(Rows from a dataset)
■ ■ ■
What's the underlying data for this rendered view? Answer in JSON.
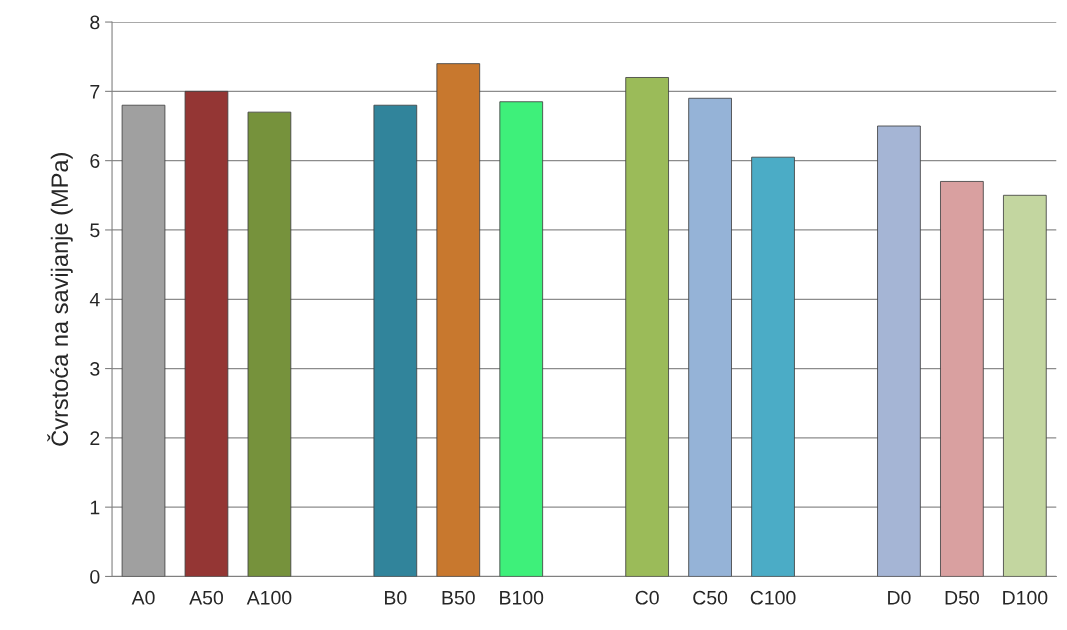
{
  "chart_data": {
    "type": "bar",
    "ylabel": "Čvrstoća na savijanje (MPa)",
    "categories": [
      "A0",
      "A50",
      "A100",
      null,
      "B0",
      "B50",
      "B100",
      null,
      "C0",
      "C50",
      "C100",
      null,
      "D0",
      "D50",
      "D100"
    ],
    "values": [
      6.8,
      7.0,
      6.7,
      null,
      6.8,
      7.4,
      6.85,
      null,
      7.2,
      6.9,
      6.05,
      null,
      6.5,
      5.7,
      5.5
    ],
    "colors": [
      "#a0a0a0",
      "#943634",
      "#76923c",
      null,
      "#31849b",
      "#c8782e",
      "#3ef07a",
      null,
      "#9bbb59",
      "#95b3d7",
      "#4bacc6",
      null,
      "#a5b5d5",
      "#d9a0a0",
      "#c3d6a0"
    ],
    "ylim": [
      0,
      8
    ],
    "yticks": [
      0,
      1,
      2,
      3,
      4,
      5,
      6,
      7,
      8
    ],
    "grid": "y",
    "legend": false
  }
}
■ ■ ■
> **Directions for this task**
Reproduce the records verbatim, omitting all images they contain.

> **Answer to this exercise**
What's the underlying data for this rendered view? Answer in JSON.
{
  "chart_data": {
    "type": "bar",
    "ylabel": "Čvrstoća na savijanje (MPa)",
    "categories": [
      "A0",
      "A50",
      "A100",
      null,
      "B0",
      "B50",
      "B100",
      null,
      "C0",
      "C50",
      "C100",
      null,
      "D0",
      "D50",
      "D100"
    ],
    "values": [
      6.8,
      7.0,
      6.7,
      null,
      6.8,
      7.4,
      6.85,
      null,
      7.2,
      6.9,
      6.05,
      null,
      6.5,
      5.7,
      5.5
    ],
    "colors": [
      "#a0a0a0",
      "#943634",
      "#76923c",
      null,
      "#31849b",
      "#c8782e",
      "#3ef07a",
      null,
      "#9bbb59",
      "#95b3d7",
      "#4bacc6",
      null,
      "#a5b5d5",
      "#d9a0a0",
      "#c3d6a0"
    ],
    "ylim": [
      0,
      8
    ],
    "yticks": [
      0,
      1,
      2,
      3,
      4,
      5,
      6,
      7,
      8
    ],
    "grid": "y",
    "legend": false
  }
}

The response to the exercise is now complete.